Zu diesem Zweck wird über eine größere Zahl von Jahren der Durchschnitt für den jeweiligen Kalendermonat, die Kalenderwoche oder auch einen einzelnen Tag gebildet. Je nachdem, welcher Zeitraum für die Beurteilung der Auswirkungen einer Grippewelle interessiert. Dann werden die aktuellen Sterbezahlen mit dem Durchschnitt verglichen. Von der Differenz abzüglich des Rauschens in den Daten, der Standardabweichung, lässt sich dann sagen, dass dies höchst wahrscheinlich Grippetote waren.

## Aufgabe
Setze den Text über die Schätzung von Grippetoten aus den Sterbezahlen nach seinem letzten Satz fort.

## Daten zur Prüfung
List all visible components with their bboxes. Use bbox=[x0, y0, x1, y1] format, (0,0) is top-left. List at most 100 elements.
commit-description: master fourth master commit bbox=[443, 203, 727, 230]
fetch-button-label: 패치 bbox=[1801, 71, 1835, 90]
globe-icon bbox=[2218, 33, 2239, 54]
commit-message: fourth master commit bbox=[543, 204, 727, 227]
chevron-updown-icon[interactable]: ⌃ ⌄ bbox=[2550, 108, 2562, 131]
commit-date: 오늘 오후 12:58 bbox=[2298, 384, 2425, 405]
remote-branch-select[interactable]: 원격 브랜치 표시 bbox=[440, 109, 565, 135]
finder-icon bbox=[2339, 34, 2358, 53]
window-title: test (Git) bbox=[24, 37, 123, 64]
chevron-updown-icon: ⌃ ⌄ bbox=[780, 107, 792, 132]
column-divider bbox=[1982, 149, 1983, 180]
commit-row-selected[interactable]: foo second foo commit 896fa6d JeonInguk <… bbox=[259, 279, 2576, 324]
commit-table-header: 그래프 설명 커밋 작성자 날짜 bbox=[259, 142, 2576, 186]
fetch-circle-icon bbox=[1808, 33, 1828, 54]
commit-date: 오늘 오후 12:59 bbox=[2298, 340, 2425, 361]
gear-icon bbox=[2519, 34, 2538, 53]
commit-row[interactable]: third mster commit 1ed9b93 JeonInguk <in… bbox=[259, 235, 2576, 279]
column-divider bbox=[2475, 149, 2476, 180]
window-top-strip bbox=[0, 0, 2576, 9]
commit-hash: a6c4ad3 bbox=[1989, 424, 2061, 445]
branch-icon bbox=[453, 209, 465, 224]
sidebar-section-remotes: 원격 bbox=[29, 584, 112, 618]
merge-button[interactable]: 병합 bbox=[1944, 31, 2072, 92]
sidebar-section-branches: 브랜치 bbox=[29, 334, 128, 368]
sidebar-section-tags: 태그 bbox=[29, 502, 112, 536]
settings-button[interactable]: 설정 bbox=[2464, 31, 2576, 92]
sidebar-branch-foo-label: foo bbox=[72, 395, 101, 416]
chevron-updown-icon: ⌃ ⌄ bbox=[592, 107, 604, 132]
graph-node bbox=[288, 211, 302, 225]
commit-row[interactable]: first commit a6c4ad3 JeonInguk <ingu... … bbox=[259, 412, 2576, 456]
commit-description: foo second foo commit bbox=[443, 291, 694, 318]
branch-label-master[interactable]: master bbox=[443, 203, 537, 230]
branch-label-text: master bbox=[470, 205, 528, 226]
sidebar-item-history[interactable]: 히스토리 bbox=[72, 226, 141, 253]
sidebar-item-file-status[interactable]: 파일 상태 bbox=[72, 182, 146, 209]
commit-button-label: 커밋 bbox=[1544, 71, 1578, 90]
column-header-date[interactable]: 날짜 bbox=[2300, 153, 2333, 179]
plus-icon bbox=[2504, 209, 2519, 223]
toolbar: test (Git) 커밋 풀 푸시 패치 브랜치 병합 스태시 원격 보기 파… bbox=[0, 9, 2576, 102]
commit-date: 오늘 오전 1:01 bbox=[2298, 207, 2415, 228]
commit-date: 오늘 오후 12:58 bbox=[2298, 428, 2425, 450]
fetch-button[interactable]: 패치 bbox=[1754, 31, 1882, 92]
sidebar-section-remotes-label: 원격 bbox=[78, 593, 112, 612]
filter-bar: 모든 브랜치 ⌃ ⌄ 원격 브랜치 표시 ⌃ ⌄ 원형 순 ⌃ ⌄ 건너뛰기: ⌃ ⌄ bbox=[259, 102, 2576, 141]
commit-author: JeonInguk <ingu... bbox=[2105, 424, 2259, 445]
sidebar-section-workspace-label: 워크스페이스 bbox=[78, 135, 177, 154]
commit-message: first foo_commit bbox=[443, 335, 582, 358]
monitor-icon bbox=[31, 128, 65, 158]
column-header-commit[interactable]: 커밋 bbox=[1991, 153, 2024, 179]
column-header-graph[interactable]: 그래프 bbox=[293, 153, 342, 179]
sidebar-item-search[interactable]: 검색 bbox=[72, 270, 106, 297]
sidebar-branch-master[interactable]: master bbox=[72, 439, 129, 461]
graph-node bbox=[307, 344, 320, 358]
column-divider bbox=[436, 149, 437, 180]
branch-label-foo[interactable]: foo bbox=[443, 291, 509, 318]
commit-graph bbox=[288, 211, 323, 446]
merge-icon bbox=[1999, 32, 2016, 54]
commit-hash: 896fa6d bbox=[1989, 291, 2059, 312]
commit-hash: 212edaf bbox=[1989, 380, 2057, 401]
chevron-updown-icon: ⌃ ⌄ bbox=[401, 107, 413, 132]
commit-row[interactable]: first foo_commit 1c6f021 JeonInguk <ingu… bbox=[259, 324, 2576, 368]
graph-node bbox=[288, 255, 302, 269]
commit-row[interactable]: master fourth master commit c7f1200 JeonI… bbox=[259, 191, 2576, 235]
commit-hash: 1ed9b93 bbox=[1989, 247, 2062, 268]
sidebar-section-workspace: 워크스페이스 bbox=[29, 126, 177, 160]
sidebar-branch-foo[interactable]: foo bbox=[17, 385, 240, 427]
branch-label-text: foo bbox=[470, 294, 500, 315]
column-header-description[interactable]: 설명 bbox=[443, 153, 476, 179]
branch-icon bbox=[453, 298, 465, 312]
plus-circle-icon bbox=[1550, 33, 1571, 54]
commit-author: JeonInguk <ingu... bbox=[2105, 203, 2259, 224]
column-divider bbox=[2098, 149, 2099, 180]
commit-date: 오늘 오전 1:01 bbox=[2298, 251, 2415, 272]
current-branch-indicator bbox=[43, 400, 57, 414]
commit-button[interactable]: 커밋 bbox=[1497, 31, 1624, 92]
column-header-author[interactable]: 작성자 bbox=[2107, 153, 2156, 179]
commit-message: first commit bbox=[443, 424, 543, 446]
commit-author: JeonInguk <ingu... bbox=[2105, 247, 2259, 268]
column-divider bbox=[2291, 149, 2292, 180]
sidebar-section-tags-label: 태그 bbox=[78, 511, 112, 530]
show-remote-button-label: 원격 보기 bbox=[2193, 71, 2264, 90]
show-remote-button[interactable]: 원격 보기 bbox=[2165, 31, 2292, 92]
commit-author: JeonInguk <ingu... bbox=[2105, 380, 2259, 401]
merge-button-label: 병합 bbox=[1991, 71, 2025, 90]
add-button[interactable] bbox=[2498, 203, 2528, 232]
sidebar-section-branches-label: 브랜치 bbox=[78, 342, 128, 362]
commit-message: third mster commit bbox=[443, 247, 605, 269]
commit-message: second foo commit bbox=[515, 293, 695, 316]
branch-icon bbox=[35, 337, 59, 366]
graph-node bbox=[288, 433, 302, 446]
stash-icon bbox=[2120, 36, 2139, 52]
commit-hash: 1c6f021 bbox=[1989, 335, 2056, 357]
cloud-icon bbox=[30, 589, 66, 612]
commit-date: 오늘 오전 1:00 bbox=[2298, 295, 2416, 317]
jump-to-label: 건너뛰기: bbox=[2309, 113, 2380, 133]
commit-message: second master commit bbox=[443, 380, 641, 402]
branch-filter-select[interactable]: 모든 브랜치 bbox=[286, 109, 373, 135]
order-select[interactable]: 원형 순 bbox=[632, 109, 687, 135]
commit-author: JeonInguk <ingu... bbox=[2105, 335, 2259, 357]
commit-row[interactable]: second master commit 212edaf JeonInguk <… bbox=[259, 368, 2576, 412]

## Gelöste Aufgabe
Ein ähnlicher Abgleich lässt sich auch für Corona-Sterbefälle machen, doch liegen in Deutschland noch nicht die nötigen Sterbezahlen vor. Das Statistische Bundesamt destatis hat bisher nur die Sterbestatistiken bis Mitte März veröffentlicht. Zu diesem Zeitpunkt waren in Deutschland erst 13 "Coronatote" gemeldet. Selbst wenn die Dunkelziffer ein Vier- oder Fünffaches betrüge, ginge diese noch im Rauschen der Daten unter. Entsprechend zeigt sich in den deutschen Zahlen bis dahin auch keine Auffälligkeit.
Für andere Länder gibt es allerdings neuere Sterbedaten, die sich mit den gemeldeten Corona-Fällen vergleichen lassen. Wir hatten bereits Anfang April berichtet, dass in Italien, vor allem in Teilen der Lombardei der Sterbeüberschuss erheblich über der – keinesfalls niedrigen – Zahl der gemeldeten Fälle hinaus geht.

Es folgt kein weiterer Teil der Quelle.